Goal – Please reproduce the stretch of records from the start through the line containing "Text: 12: 12: [163, 212, 174, 220]", both ends included.

[Rows from a layout dataset]
***
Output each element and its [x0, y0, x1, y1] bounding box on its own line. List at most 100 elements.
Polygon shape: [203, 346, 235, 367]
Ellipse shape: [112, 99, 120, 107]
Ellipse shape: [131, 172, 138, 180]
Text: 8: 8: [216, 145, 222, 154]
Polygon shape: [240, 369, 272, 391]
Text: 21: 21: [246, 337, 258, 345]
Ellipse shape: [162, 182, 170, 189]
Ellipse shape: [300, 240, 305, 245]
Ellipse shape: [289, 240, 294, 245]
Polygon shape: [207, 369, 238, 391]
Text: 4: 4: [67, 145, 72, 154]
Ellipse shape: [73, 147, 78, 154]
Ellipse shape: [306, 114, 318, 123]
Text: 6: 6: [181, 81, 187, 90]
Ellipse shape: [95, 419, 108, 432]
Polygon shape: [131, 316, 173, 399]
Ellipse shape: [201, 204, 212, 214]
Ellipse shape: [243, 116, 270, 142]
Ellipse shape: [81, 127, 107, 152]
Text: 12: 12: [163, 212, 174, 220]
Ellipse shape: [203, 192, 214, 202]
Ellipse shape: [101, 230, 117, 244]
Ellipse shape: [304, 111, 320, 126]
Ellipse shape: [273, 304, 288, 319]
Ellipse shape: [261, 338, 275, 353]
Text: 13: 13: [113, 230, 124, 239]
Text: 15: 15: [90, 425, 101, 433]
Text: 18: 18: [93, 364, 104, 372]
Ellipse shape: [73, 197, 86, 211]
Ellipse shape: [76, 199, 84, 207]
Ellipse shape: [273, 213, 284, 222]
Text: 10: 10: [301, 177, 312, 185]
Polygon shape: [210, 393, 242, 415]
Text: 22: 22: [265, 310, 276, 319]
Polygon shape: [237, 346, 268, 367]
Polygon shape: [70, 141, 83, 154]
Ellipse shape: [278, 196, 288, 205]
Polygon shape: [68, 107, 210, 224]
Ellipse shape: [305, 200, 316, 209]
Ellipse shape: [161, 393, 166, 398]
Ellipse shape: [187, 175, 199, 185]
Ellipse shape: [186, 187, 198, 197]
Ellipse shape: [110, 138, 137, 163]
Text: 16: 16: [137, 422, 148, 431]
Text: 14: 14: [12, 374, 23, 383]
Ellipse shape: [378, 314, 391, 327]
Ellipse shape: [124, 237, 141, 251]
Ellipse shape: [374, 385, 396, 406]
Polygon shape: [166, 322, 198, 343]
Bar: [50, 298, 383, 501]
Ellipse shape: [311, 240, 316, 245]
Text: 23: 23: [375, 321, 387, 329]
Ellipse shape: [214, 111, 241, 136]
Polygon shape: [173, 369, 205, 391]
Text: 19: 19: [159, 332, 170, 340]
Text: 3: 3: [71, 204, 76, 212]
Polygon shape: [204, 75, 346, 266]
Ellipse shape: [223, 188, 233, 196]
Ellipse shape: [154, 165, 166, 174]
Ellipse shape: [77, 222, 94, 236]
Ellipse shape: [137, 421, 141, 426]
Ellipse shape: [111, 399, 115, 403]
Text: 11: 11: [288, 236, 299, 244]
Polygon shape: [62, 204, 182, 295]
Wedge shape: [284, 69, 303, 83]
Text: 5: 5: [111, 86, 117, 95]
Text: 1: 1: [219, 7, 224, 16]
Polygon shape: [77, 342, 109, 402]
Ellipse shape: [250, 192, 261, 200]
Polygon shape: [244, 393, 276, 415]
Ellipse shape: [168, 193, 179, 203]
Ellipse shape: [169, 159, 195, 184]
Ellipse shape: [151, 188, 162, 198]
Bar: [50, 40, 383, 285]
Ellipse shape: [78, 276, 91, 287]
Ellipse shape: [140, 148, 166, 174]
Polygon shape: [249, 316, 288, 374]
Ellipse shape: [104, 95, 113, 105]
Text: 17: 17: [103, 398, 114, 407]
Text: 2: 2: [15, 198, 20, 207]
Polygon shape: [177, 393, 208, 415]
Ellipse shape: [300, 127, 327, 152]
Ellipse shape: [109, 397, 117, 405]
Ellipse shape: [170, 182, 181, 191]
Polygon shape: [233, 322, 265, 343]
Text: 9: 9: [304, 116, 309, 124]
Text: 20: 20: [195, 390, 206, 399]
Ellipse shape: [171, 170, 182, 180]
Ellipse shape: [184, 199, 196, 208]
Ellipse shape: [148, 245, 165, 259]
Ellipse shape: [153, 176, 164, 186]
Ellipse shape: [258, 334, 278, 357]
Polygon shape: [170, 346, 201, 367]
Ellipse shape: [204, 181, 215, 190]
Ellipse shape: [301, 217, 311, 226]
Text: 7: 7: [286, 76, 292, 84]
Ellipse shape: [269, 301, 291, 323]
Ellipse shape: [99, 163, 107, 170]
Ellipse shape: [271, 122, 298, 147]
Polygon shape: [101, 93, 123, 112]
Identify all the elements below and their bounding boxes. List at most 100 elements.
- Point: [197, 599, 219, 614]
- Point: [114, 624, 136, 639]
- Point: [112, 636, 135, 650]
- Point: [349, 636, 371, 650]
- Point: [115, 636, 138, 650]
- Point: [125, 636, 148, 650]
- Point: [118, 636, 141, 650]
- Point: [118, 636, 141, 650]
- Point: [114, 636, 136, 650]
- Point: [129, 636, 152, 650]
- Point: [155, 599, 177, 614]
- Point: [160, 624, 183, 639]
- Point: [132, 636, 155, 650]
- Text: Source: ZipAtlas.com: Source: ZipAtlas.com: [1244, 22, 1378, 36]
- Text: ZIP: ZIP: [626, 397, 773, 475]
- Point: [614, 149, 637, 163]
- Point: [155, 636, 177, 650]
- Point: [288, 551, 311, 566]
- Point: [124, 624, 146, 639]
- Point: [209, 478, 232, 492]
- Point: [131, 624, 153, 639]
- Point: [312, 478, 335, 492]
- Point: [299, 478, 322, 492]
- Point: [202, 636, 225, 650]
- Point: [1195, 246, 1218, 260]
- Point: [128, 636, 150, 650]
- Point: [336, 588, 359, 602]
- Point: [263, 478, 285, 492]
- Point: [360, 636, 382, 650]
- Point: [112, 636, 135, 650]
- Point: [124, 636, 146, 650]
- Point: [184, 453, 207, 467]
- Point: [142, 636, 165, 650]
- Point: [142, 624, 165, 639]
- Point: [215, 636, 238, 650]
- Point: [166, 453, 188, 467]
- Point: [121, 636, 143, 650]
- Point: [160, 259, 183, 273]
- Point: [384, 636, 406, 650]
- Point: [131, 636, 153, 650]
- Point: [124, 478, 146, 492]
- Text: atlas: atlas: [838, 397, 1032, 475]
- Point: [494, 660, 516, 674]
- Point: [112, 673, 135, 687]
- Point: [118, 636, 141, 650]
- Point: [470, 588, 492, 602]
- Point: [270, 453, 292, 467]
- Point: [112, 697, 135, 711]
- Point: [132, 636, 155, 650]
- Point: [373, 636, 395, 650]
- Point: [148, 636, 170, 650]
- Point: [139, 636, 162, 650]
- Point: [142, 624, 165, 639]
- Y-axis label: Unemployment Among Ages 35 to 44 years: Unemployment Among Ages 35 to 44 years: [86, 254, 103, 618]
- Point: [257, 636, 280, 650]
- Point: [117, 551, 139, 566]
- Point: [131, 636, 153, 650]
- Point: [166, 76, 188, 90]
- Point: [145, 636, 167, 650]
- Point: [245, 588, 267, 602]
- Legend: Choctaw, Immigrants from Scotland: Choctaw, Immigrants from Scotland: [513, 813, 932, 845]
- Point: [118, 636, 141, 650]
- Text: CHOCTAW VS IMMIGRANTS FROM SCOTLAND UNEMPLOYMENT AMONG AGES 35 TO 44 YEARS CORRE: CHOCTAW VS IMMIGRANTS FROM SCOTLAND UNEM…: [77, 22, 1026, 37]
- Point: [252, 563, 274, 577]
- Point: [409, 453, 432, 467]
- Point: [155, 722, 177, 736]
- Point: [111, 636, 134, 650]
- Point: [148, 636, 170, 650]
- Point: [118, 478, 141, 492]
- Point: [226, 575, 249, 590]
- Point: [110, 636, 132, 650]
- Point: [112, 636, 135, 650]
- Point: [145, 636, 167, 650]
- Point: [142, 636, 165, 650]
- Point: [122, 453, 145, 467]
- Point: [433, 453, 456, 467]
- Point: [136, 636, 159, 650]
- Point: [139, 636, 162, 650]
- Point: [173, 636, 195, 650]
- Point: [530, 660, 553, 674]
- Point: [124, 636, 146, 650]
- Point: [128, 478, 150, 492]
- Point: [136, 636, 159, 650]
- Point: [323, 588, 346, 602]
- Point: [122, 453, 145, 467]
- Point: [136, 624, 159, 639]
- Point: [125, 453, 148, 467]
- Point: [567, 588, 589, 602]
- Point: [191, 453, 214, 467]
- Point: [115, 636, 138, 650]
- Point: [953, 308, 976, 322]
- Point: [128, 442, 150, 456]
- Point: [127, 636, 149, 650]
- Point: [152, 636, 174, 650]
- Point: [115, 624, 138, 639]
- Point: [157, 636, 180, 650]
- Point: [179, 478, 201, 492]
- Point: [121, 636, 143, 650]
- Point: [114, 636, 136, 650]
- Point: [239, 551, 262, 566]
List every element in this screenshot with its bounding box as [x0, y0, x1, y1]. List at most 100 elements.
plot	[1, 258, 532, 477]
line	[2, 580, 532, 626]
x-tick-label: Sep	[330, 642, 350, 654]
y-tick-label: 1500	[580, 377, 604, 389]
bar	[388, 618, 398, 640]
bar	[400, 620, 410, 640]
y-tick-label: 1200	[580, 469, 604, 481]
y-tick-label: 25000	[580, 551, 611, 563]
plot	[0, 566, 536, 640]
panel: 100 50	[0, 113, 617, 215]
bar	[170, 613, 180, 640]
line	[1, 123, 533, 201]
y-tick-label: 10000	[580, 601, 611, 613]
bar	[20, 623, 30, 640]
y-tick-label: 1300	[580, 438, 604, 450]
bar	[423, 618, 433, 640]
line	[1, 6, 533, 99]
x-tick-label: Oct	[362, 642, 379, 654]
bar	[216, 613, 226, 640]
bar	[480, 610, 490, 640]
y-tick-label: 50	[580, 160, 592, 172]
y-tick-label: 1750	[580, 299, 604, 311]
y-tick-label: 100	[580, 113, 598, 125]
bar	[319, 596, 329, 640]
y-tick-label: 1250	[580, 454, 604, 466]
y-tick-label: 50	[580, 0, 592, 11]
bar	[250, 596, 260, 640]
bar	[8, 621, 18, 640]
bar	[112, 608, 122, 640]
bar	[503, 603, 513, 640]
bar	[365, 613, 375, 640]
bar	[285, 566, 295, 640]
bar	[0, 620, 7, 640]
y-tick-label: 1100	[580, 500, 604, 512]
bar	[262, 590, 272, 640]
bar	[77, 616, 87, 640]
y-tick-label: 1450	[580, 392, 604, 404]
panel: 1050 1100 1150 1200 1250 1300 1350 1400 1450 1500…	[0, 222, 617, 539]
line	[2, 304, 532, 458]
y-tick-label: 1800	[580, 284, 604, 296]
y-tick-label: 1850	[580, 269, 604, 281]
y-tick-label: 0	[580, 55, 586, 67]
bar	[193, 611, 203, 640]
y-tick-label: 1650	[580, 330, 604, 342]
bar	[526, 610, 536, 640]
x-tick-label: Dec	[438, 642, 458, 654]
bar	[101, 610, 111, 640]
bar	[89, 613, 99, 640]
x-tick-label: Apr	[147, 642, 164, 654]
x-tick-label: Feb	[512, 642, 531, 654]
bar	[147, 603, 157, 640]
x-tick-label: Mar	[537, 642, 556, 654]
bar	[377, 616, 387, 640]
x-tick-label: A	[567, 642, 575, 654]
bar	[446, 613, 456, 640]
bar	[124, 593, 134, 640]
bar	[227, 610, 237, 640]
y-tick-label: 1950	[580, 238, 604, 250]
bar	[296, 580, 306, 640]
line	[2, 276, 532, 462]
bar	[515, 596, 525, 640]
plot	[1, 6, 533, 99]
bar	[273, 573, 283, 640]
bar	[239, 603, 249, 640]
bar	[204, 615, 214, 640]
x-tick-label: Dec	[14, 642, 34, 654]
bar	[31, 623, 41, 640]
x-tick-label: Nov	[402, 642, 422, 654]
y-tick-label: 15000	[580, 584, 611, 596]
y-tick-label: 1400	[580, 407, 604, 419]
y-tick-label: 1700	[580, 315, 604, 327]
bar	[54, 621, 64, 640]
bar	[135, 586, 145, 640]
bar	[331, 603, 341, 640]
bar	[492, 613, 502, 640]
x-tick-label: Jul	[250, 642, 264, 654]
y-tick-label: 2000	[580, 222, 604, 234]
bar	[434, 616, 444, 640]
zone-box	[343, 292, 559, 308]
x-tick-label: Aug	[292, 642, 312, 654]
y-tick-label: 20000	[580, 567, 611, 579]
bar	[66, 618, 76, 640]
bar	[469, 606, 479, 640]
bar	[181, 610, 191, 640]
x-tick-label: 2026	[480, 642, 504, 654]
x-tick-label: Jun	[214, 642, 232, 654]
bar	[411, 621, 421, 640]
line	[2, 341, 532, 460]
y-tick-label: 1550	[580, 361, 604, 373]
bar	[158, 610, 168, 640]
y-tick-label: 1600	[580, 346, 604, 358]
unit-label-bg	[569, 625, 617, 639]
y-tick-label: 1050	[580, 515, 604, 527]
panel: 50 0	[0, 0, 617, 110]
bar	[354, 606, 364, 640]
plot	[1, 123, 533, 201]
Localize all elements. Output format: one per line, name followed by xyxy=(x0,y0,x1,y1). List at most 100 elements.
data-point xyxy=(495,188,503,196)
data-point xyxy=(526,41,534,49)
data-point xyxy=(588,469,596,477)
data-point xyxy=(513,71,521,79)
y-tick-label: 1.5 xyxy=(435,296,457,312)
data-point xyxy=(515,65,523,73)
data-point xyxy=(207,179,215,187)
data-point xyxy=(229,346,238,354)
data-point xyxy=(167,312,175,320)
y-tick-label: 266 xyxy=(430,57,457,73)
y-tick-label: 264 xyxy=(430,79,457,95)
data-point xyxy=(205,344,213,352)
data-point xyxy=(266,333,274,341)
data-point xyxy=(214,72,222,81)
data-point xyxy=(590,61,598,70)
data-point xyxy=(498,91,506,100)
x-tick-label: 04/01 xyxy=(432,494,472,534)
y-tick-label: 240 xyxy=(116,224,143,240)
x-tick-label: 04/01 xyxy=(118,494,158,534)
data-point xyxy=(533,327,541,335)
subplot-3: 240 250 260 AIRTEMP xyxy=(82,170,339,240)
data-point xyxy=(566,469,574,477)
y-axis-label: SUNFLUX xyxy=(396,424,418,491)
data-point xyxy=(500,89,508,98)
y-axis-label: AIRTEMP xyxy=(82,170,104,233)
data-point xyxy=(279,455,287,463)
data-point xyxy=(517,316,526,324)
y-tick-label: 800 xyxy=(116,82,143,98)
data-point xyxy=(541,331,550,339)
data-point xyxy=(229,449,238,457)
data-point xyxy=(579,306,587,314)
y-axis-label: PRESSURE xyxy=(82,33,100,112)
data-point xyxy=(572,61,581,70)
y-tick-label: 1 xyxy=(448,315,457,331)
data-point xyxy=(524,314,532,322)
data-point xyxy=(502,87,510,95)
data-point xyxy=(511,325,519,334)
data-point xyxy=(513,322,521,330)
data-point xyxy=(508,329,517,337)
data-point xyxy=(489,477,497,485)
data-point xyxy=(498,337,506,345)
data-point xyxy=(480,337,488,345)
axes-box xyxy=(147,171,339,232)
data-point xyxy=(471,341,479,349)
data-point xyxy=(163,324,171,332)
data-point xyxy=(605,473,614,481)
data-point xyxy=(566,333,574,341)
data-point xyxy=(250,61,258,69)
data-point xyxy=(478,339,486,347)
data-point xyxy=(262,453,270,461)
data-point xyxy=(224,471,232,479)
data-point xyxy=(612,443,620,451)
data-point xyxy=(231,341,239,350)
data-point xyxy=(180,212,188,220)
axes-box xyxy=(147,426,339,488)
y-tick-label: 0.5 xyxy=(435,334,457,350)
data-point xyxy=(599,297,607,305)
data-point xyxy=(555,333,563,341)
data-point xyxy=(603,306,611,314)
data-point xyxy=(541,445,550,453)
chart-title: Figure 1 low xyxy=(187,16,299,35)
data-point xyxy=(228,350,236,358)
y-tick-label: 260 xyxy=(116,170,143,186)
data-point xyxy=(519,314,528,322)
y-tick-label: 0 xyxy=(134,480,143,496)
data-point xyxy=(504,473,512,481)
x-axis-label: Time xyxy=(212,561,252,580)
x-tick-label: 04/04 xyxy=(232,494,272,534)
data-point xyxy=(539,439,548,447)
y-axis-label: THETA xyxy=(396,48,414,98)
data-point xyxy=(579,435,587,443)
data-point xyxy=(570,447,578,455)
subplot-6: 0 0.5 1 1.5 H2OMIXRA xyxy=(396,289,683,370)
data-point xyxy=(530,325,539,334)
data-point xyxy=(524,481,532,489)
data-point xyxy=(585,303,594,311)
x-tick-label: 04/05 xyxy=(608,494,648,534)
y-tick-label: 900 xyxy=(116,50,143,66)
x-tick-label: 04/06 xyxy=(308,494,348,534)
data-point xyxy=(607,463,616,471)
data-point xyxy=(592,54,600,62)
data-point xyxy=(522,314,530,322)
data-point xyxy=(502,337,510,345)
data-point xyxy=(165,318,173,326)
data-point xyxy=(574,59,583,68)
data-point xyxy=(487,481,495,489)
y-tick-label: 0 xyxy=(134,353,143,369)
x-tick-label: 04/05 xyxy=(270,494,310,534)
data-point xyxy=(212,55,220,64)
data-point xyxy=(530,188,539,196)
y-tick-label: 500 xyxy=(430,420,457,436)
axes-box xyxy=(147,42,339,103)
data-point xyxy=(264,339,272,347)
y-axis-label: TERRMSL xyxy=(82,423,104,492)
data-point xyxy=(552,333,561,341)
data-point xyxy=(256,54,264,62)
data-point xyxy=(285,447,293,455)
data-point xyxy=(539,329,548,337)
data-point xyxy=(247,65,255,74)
***
Answer in full –
Output each element and its [x0, y0, x1, y1] bounding box on its own line. List at most 100 elements.
Polygon shape: [203, 346, 235, 367]
Ellipse shape: [112, 99, 120, 107]
Ellipse shape: [131, 172, 138, 180]
Text: 8: 8: [216, 145, 222, 154]
Polygon shape: [240, 369, 272, 391]
Text: 21: 21: [246, 337, 258, 345]
Ellipse shape: [162, 182, 170, 189]
Ellipse shape: [300, 240, 305, 245]
Ellipse shape: [289, 240, 294, 245]
Polygon shape: [207, 369, 238, 391]
Text: 4: 4: [67, 145, 72, 154]
Ellipse shape: [73, 147, 78, 154]
Ellipse shape: [306, 114, 318, 123]
Text: 6: 6: [181, 81, 187, 90]
Ellipse shape: [95, 419, 108, 432]
Polygon shape: [131, 316, 173, 399]
Ellipse shape: [201, 204, 212, 214]
Ellipse shape: [243, 116, 270, 142]
Ellipse shape: [81, 127, 107, 152]
Text: 12: 12: [163, 212, 174, 220]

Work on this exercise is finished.